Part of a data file
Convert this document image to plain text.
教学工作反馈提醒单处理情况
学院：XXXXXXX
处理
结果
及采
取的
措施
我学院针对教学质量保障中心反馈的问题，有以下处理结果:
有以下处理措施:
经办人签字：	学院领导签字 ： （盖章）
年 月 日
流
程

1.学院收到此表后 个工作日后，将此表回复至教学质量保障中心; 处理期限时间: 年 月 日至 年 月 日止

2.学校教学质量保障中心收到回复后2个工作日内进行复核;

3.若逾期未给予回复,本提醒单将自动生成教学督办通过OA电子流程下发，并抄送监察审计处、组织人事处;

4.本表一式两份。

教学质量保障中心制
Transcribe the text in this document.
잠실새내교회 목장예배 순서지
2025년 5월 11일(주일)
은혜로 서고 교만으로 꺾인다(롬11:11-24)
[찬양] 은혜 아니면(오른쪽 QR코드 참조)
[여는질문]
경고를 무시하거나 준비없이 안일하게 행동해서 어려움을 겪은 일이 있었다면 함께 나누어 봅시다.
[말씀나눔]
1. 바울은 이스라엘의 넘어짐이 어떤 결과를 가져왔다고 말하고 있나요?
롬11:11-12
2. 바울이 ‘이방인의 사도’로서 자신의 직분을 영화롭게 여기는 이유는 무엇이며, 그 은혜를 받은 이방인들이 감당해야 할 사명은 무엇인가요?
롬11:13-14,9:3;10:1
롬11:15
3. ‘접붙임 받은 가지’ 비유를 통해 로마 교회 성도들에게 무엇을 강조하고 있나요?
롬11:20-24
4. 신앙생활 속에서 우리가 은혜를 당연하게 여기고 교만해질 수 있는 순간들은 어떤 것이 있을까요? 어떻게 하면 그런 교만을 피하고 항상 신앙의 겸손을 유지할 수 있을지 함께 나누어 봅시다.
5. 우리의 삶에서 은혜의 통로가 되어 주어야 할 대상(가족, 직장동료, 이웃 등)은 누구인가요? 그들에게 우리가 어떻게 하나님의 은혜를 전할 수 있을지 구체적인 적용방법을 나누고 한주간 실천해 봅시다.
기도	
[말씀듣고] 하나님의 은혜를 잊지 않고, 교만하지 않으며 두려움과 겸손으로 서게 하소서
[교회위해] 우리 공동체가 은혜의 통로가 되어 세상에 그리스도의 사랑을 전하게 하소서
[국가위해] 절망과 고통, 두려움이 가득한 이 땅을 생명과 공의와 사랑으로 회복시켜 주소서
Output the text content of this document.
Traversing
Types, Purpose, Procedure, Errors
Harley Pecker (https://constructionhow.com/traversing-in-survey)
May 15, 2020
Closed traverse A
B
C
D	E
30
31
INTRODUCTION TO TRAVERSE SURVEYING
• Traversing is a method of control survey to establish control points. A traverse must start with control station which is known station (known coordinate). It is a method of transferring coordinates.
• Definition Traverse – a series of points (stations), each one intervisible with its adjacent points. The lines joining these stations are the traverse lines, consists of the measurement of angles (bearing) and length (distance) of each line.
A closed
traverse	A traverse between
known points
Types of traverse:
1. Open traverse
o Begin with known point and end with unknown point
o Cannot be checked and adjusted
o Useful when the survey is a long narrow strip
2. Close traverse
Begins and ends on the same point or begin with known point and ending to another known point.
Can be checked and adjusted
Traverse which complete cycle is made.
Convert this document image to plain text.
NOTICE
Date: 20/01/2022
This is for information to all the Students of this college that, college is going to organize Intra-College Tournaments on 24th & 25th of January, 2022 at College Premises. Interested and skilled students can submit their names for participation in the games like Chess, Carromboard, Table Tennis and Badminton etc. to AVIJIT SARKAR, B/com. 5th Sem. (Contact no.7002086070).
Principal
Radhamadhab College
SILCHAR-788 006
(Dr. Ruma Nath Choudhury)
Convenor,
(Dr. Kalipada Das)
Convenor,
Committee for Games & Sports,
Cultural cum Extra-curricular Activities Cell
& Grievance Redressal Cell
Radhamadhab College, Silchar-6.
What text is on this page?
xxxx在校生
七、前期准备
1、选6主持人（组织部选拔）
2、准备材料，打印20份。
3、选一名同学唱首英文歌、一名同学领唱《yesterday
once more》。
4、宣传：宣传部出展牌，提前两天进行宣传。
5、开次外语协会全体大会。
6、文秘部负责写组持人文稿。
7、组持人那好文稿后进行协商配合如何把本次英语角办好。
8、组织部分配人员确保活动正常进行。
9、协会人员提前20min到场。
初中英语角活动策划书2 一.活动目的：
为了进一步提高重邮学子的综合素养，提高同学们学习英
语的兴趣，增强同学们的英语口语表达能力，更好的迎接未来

### EXERCISE OBJECTIVE
Your task is to retype all of the records exactly.

### SOLUTION TO THE EXERCISE
Convert this document image to plain text.
教学工作反馈提醒单处理情况
学院：XXXXXXX
处理
结果
及采
取的
措施
我学院针对教学质量保障中心反馈的问题，有以下处理结果:
有以下处理措施:
经办人签字：	学院领导签字 ： （盖章）
年 月 日
流
程

1.学院收到此表后 个工作日后，将此表回复至教学质量保障中心; 处理期限时间: 年 月 日至 年 月 日止

2.学校教学质量保障中心收到回复后2个工作日内进行复核;

3.若逾期未给予回复,本提醒单将自动生成教学督办通过OA电子流程下发，并抄送监察审计处、组织人事处;

4.本表一式两份。

教学质量保障中心制
Transcribe the text in this document.
잠실새내교회 목장예배 순서지
2025년 5월 11일(주일)
은혜로 서고 교만으로 꺾인다(롬11:11-24)
[찬양] 은혜 아니면(오른쪽 QR코드 참조)
[여는질문]
경고를 무시하거나 준비없이 안일하게 행동해서 어려움을 겪은 일이 있었다면 함께 나누어 봅시다.
[말씀나눔]
1. 바울은 이스라엘의 넘어짐이 어떤 결과를 가져왔다고 말하고 있나요?
롬11:11-12
2. 바울이 ‘이방인의 사도’로서 자신의 직분을 영화롭게 여기는 이유는 무엇이며, 그 은혜를 받은 이방인들이 감당해야 할 사명은 무엇인가요?
롬11:13-14,9:3;10:1
롬11:15
3. ‘접붙임 받은 가지’ 비유를 통해 로마 교회 성도들에게 무엇을 강조하고 있나요?
롬11:20-24
4. 신앙생활 속에서 우리가 은혜를 당연하게 여기고 교만해질 수 있는 순간들은 어떤 것이 있을까요? 어떻게 하면 그런 교만을 피하고 항상 신앙의 겸손을 유지할 수 있을지 함께 나누어 봅시다.
5. 우리의 삶에서 은혜의 통로가 되어 주어야 할 대상(가족, 직장동료, 이웃 등)은 누구인가요? 그들에게 우리가 어떻게 하나님의 은혜를 전할 수 있을지 구체적인 적용방법을 나누고 한주간 실천해 봅시다.
기도	
[말씀듣고] 하나님의 은혜를 잊지 않고, 교만하지 않으며 두려움과 겸손으로 서게 하소서
[교회위해] 우리 공동체가 은혜의 통로가 되어 세상에 그리스도의 사랑을 전하게 하소서
[국가위해] 절망과 고통, 두려움이 가득한 이 땅을 생명과 공의와 사랑으로 회복시켜 주소서
Output the text content of this document.
Traversing
Types, Purpose, Procedure, Errors
Harley Pecker (https://constructionhow.com/traversing-in-survey)
May 15, 2020
Closed traverse A
B
C
D	E
30
31
INTRODUCTION TO TRAVERSE SURVEYING
• Traversing is a method of control survey to establish control points. A traverse must start with control station which is known station (known coordinate). It is a method of transferring coordinates.
• Definition Traverse – a series of points (stations), each one intervisible with its adjacent points. The lines joining these stations are the traverse lines, consists of the measurement of angles (bearing) and length (distance) of each line.
A closed
traverse	A traverse between
known points
Types of traverse:
1. Open traverse
o Begin with known point and end with unknown point
o Cannot be checked and adjusted
o Useful when the survey is a long narrow strip
2. Close traverse
Begins and ends on the same point or begin with known point and ending to another known point.
Can be checked and adjusted
Traverse which complete cycle is made.
Convert this document image to plain text.
NOTICE
Date: 20/01/2022
This is for information to all the Students of this college that, college is going to organize Intra-College Tournaments on 24th & 25th of January, 2022 at College Premises. Interested and skilled students can submit their names for participation in the games like Chess, Carromboard, Table Tennis and Badminton etc. to AVIJIT SARKAR, B/com. 5th Sem. (Contact no.7002086070).
Principal
Radhamadhab College
SILCHAR-788 006
(Dr. Ruma Nath Choudhury)
Convenor,
(Dr. Kalipada Das)
Convenor,
Committee for Games & Sports,
Cultural cum Extra-curricular Activities Cell
& Grievance Redressal Cell
Radhamadhab College, Silchar-6.
What text is on this page?
xxxx在校生
七、前期准备
1、选6主持人（组织部选拔）
2、准备材料，打印20份。
3、选一名同学唱首英文歌、一名同学领唱《yesterday
once more》。
4、宣传：宣传部出展牌，提前两天进行宣传。
5、开次外语协会全体大会。
6、文秘部负责写组持人文稿。
7、组持人那好文稿后进行协商配合如何把本次英语角办好。
8、组织部分配人员确保活动正常进行。
9、协会人员提前20min到场。
初中英语角活动策划书2 一.活动目的：
为了进一步提高重邮学子的综合素养，提高同学们学习英
语的兴趣，增强同学们的英语口语表达能力，更好的迎接未来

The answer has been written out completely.